>> Begin GIVEN DATA

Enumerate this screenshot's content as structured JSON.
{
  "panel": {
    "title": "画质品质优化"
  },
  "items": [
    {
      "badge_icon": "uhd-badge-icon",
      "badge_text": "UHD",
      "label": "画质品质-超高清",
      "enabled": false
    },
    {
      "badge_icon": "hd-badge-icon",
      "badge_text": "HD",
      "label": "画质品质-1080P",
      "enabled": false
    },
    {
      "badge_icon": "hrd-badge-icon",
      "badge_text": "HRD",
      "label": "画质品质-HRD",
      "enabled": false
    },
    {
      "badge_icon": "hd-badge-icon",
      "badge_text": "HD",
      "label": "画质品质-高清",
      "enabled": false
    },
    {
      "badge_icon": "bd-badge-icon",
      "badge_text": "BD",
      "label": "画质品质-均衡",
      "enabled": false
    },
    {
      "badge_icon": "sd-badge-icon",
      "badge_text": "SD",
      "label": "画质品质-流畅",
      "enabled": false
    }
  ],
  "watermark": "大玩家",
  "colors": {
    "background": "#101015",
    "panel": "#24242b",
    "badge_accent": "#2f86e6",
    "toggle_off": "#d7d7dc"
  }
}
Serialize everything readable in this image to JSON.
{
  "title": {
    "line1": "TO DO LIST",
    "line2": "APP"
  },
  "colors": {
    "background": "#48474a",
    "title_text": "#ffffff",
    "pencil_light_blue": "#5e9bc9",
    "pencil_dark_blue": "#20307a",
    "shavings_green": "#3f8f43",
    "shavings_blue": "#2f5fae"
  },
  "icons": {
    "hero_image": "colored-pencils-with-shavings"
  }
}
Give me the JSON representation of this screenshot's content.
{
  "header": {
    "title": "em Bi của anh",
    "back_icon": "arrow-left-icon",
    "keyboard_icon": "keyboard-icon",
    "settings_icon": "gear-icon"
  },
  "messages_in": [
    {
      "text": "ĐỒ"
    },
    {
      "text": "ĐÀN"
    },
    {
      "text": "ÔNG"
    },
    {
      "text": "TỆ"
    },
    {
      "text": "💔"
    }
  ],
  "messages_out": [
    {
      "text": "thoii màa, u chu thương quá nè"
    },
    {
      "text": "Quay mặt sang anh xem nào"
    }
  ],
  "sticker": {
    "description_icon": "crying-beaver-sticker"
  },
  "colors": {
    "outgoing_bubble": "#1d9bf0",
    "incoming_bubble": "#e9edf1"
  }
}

>> End GIVEN DATA
>> Begin GIVEN DATA

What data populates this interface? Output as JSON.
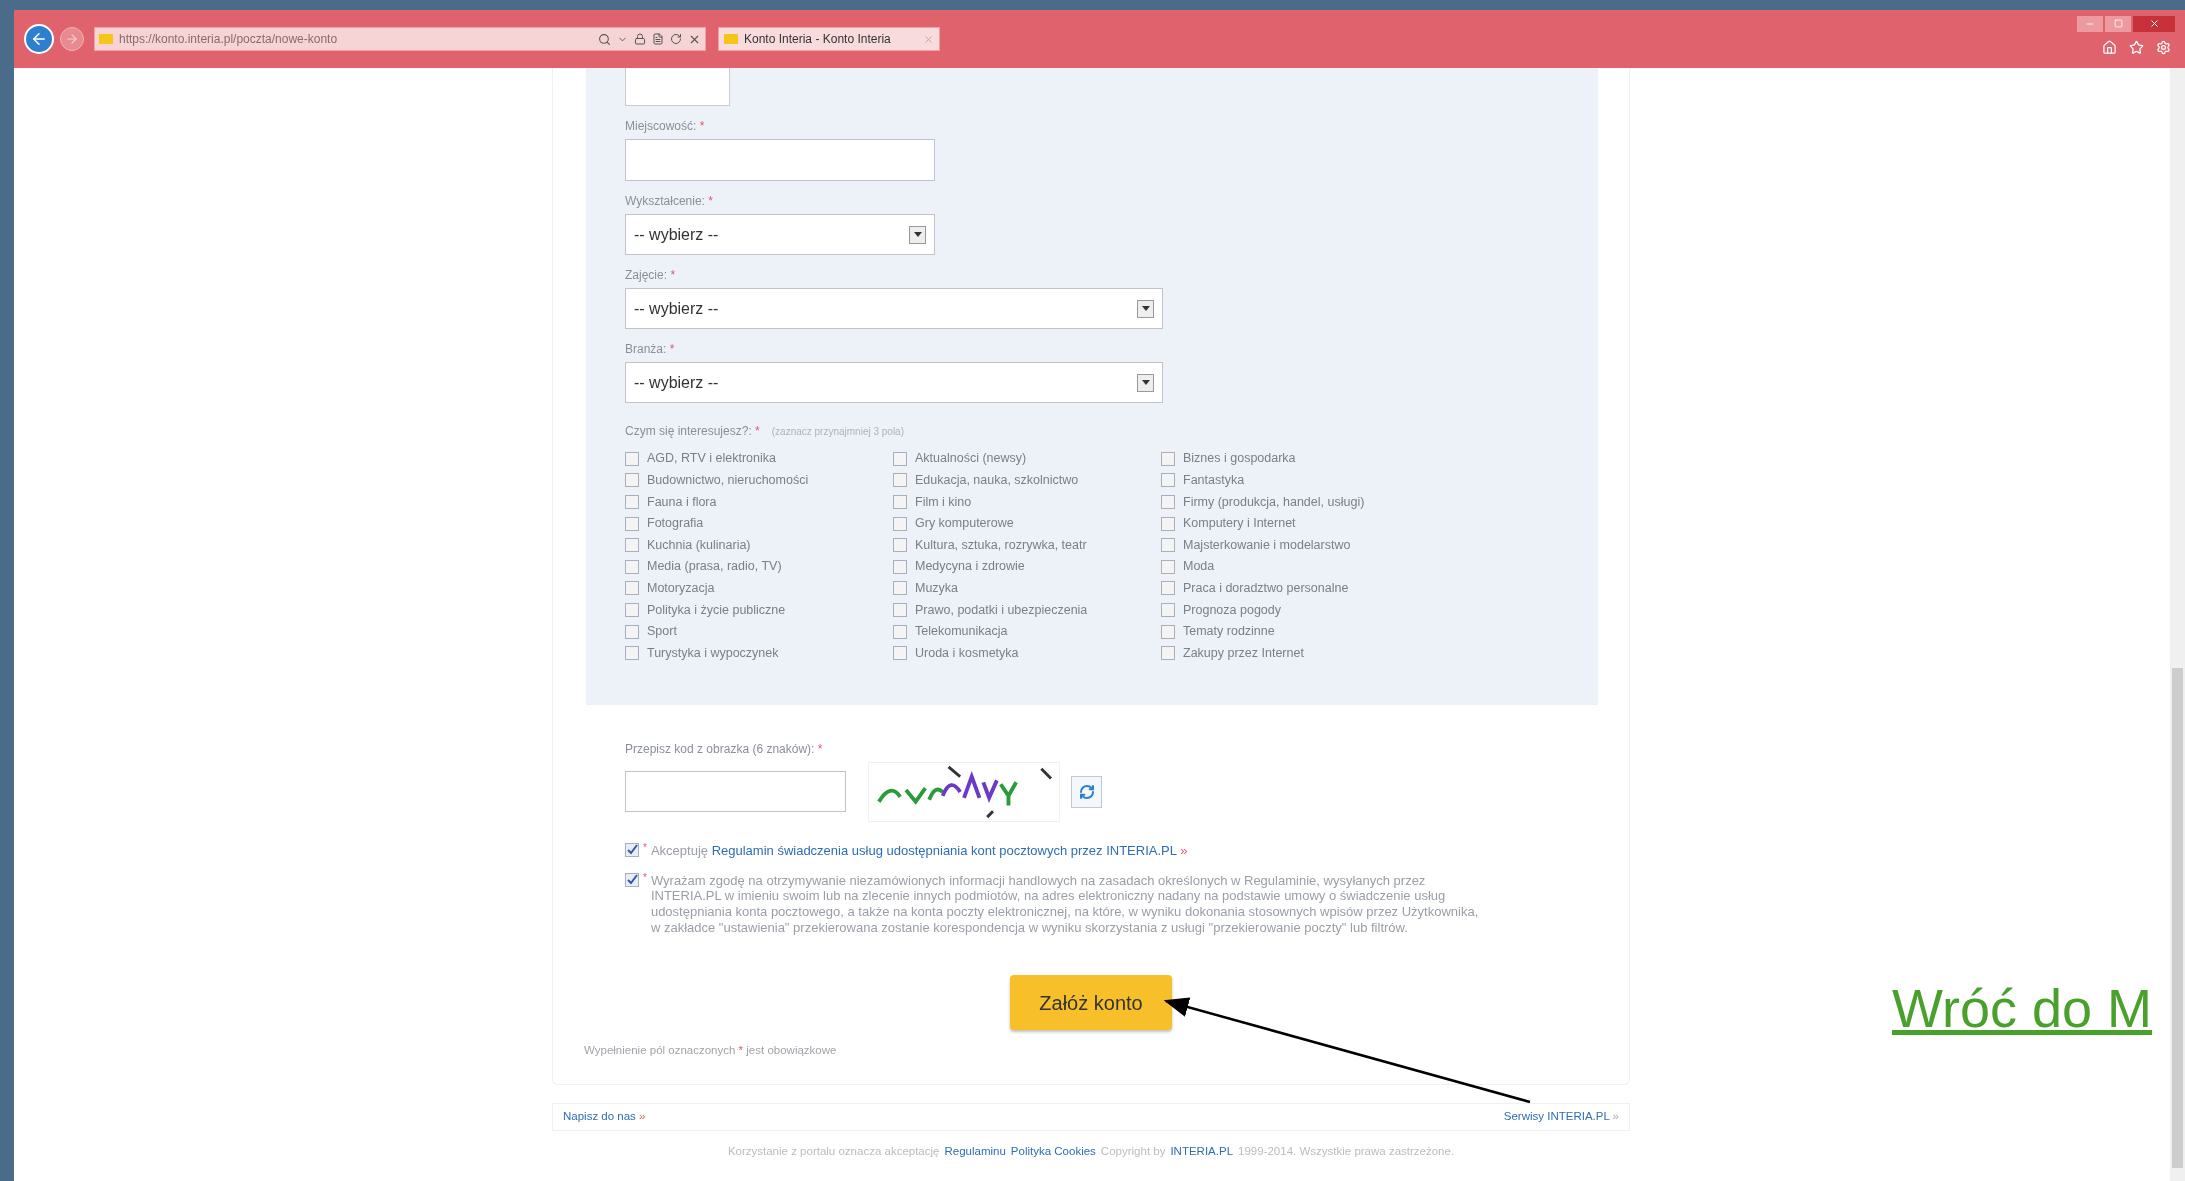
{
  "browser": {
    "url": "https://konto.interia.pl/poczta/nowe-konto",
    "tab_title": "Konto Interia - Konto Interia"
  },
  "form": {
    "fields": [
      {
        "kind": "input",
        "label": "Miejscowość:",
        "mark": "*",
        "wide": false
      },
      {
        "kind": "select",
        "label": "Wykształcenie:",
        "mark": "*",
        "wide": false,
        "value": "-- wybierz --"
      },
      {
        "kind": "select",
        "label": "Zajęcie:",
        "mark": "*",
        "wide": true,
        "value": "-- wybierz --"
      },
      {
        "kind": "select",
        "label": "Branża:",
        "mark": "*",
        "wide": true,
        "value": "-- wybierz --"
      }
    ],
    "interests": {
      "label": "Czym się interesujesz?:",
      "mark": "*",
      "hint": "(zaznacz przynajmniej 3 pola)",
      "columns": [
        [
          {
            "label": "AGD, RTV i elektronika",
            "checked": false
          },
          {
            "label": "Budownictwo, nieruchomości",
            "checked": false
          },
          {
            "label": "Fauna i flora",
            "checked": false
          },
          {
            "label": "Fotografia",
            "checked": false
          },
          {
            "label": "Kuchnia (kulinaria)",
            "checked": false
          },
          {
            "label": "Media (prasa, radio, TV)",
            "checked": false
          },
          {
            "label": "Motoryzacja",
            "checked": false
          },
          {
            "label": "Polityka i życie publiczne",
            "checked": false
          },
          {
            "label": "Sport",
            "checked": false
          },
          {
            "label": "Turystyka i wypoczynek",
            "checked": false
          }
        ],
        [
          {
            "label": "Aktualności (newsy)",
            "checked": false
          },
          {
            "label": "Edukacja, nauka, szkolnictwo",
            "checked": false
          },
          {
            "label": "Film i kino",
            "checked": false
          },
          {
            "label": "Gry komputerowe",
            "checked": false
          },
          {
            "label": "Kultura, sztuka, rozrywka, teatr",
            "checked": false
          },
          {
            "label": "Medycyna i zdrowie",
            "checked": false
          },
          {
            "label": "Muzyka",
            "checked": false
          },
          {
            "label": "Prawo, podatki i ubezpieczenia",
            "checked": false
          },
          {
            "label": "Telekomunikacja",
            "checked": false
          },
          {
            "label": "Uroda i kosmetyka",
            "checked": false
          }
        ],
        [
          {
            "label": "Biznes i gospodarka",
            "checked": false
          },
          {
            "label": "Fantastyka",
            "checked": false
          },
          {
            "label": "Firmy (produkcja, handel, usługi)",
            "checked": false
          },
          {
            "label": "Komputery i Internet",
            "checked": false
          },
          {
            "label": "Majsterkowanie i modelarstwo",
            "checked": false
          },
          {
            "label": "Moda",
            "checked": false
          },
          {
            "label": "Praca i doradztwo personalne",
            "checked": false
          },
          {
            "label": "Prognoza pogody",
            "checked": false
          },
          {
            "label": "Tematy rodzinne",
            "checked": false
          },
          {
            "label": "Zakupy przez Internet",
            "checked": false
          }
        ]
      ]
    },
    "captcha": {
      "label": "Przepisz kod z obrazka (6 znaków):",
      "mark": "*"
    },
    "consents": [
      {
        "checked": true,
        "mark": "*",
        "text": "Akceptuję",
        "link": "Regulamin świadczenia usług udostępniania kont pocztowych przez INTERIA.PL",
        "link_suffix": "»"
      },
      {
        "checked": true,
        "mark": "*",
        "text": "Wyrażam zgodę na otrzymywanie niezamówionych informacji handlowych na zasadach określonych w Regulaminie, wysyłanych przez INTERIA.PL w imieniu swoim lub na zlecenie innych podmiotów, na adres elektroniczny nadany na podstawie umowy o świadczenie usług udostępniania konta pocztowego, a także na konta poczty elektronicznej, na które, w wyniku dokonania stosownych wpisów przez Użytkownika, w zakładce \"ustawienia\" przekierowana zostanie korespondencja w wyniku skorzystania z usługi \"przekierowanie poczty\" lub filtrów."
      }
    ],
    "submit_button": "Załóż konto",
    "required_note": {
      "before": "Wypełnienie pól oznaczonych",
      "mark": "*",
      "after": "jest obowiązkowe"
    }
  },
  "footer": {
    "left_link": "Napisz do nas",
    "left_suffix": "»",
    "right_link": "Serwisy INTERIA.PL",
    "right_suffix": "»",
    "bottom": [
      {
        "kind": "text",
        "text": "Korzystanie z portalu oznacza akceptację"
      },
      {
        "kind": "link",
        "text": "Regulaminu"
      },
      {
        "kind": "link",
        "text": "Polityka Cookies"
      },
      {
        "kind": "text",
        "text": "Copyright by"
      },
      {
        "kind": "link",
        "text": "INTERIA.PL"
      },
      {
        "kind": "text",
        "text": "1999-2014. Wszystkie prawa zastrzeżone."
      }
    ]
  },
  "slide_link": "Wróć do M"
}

>> End GIVEN DATA

■ PROBLEM TO WORK ON:
Return a copy of every line that includes the word "Polityka".

■ OUTPUT OF THE EXERCISE:
            "label": "Polityka i życie publiczne",
        "text": "Polityka Cookies"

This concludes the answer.